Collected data
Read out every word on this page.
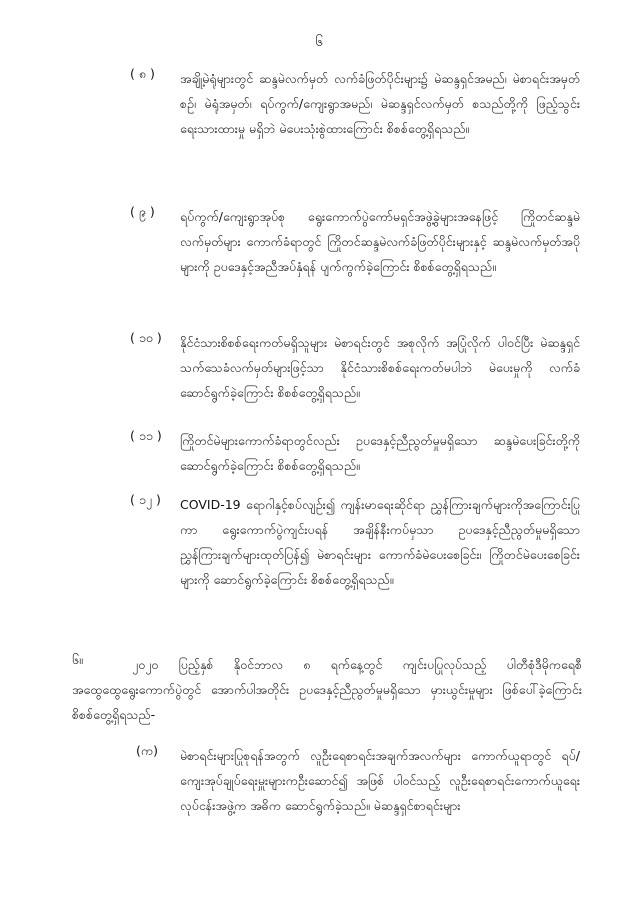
၆
( ၈ ) အချို့မဲရုံများတွင် ဆန္ဒမဲလက်မှတ် လက်ခံဖြတ်ပိုင်းများ၌ မဲဆန္ဒရှင်အမည်၊ မဲစာရင်းအမှတ်စဉ်၊ မဲရုံအမှတ်၊ ရပ်ကွက်/ကျေးရွာအမည်၊ မဲဆန္ဒရှင်လက်မှတ် စသည်တို့ကို ဖြည့်သွင်းရေးသားထားမှု မရှိဘဲ မဲပေးသုံးစွဲထားကြောင်း စိစစ်တွေ့ရှိရသည်။
( ၉ ) ရပ်ကွက်/ကျေးရွာအုပ်စု ရွေးကောက်ပွဲကော်မရှင်အဖွဲ့ခွဲများအနေဖြင့် ကြိုတင်ဆန္ဒမဲလက်မှတ်များ ကောက်ခံရာတွင် ကြိုတင်ဆန္ဒမဲလက်ခံဖြတ်ပိုင်းများနှင့် ဆန္ဒမဲလက်မှတ်အပိုများကို ဥပဒေနှင့်အညီအပ်နှံရန် ပျက်ကွက်ခဲ့ကြောင်း စိစစ်တွေ့ရှိရသည်။
( ၁၀ ) နိုင်ငံသားစိစစ်ရေးကတ်မရှိသူများ မဲစာရင်းတွင် အစုလိုက် အပြုံလိုက် ပါဝင်ပြီး မဲဆန္ဒရှင်သက်သေခံလက်မှတ်များဖြင့်သာ နိုင်ငံသားစိစစ်ရေးကတ်မပါဘဲ မဲပေးမှုကို လက်ခံဆောင်ရွက်ခဲ့ကြောင်း စိစစ်တွေ့ရှိရသည်။
( ၁၁ ) ကြိုတင်မဲများကောက်ခံရာတွင်လည်း ဥပဒေနှင့်ညီညွတ်မှုမရှိသော ဆန္ဒမဲပေးခြင်းတို့ကို ဆောင်ရွက်ခဲ့ကြောင်း စိစစ်တွေ့ရှိရသည်။
( ၁၂ ) COVID-19 ရောဂါနှင့်စပ်လျဉ်း၍ ကျန်းမာရေးဆိုင်ရာ ညွှန်ကြားချက်များကိုအကြောင်းပြုကာ ရွေးကောက်ပွဲကျင်းပရန် အချိန်နီးကပ်မှသာ ဥပဒေနှင့်ညီညွတ်မှုမရှိသော ညွှန်ကြားချက်များထုတ်ပြန်၍ မဲစာရင်းများ ကောက်ခံမဲပေးစေခြင်း၊ ကြိုတင်မဲပေးစေခြင်းများကို ဆောင်ရွက်ခဲ့ကြောင်း စိစစ်တွေ့ရှိရသည်။
၆။	၂၀၂၀ ပြည့်နှစ် နိုဝင်ဘာလ ၈ ရက်နေ့တွင် ကျင်းပပြုလုပ်သည့် ပါတီစုံဒီမိုကရေစီအထွေထွေရွေးကောက်ပွဲတွင် အောက်ပါအတိုင်း ဥပဒေနှင့်ညီညွတ်မှုမရှိသော မှားယွင်းမှုများ ဖြစ်ပေါ်ခဲ့ကြောင်း စိစစ်တွေ့ရှိရသည်-
(က) မဲစာရင်းများပြုစုရန်အတွက် လူဦးရေစာရင်းအချက်အလက်များ ကောက်ယူရာတွင် ရပ်/ကျေးအုပ်ချုပ်ရေးမှူးများကဦးဆောင်၍ အဖြစ် ပါဝင်သည့် လူဦးရေစာရင်းကောက်ယူရေးလုပ်ငန်းအဖွဲ့က အဓိက ဆောင်ရွက်ခဲ့သည်။ မဲဆန္ဒရှင်စာရင်းများ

## AIM OF THE TASK
Omit every picture, and otherwise quote the entries exactly.

## RESPONSE BELOW
Read out every word on this page.
၆
( ၈ ) အချို့မဲရုံများတွင် ဆန္ဒမဲလက်မှတ် လက်ခံဖြတ်ပိုင်းများ၌ မဲဆန္ဒရှင်အမည်၊ မဲစာရင်းအမှတ်စဉ်၊ မဲရုံအမှတ်၊ ရပ်ကွက်/ကျေးရွာအမည်၊ မဲဆန္ဒရှင်လက်မှတ် စသည်တို့ကို ဖြည့်သွင်းရေးသားထားမှု မရှိဘဲ မဲပေးသုံးစွဲထားကြောင်း စိစစ်တွေ့ရှိရသည်။
( ၉ ) ရပ်ကွက်/ကျေးရွာအုပ်စု ရွေးကောက်ပွဲကော်မရှင်အဖွဲ့ခွဲများအနေဖြင့် ကြိုတင်ဆန္ဒမဲလက်မှတ်များ ကောက်ခံရာတွင် ကြိုတင်ဆန္ဒမဲလက်ခံဖြတ်ပိုင်းများနှင့် ဆန္ဒမဲလက်မှတ်အပိုများကို ဥပဒေနှင့်အညီအပ်နှံရန် ပျက်ကွက်ခဲ့ကြောင်း စိစစ်တွေ့ရှိရသည်။
( ၁၀ ) နိုင်ငံသားစိစစ်ရေးကတ်မရှိသူများ မဲစာရင်းတွင် အစုလိုက် အပြုံလိုက် ပါဝင်ပြီး မဲဆန္ဒရှင်သက်သေခံလက်မှတ်များဖြင့်သာ နိုင်ငံသားစိစစ်ရေးကတ်မပါဘဲ မဲပေးမှုကို လက်ခံဆောင်ရွက်ခဲ့ကြောင်း စိစစ်တွေ့ရှိရသည်။
( ၁၁ ) ကြိုတင်မဲများကောက်ခံရာတွင်လည်း ဥပဒေနှင့်ညီညွတ်မှုမရှိသော ဆန္ဒမဲပေးခြင်းတို့ကို ဆောင်ရွက်ခဲ့ကြောင်း စိစစ်တွေ့ရှိရသည်။
( ၁၂ ) COVID-19 ရောဂါနှင့်စပ်လျဉ်း၍ ကျန်းမာရေးဆိုင်ရာ ညွှန်ကြားချက်များကိုအကြောင်းပြုကာ ရွေးကောက်ပွဲကျင်းပရန် အချိန်နီးကပ်မှသာ ဥပဒေနှင့်ညီညွတ်မှုမရှိသော ညွှန်ကြားချက်များထုတ်ပြန်၍ မဲစာရင်းများ ကောက်ခံမဲပေးစေခြင်း၊ ကြိုတင်မဲပေးစေခြင်းများကို ဆောင်ရွက်ခဲ့ကြောင်း စိစစ်တွေ့ရှိရသည်။
၆။	၂၀၂၀ ပြည့်နှစ် နိုဝင်ဘာလ ၈ ရက်နေ့တွင် ကျင်းပပြုလုပ်သည့် ပါတီစုံဒီမိုကရေစီအထွေထွေရွေးကောက်ပွဲတွင် အောက်ပါအတိုင်း ဥပဒေနှင့်ညီညွတ်မှုမရှိသော မှားယွင်းမှုများ ဖြစ်ပေါ်ခဲ့ကြောင်း စိစစ်တွေ့ရှိရသည်-
(က) မဲစာရင်းများပြုစုရန်အတွက် လူဦးရေစာရင်းအချက်အလက်များ ကောက်ယူရာတွင် ရပ်/ကျေးအုပ်ချုပ်ရေးမှူးများကဦးဆောင်၍ အဖြစ် ပါဝင်သည့် လူဦးရေစာရင်းကောက်ယူရေးလုပ်ငန်းအဖွဲ့က အဓိက ဆောင်ရွက်ခဲ့သည်။ မဲဆန္ဒရှင်စာရင်းများ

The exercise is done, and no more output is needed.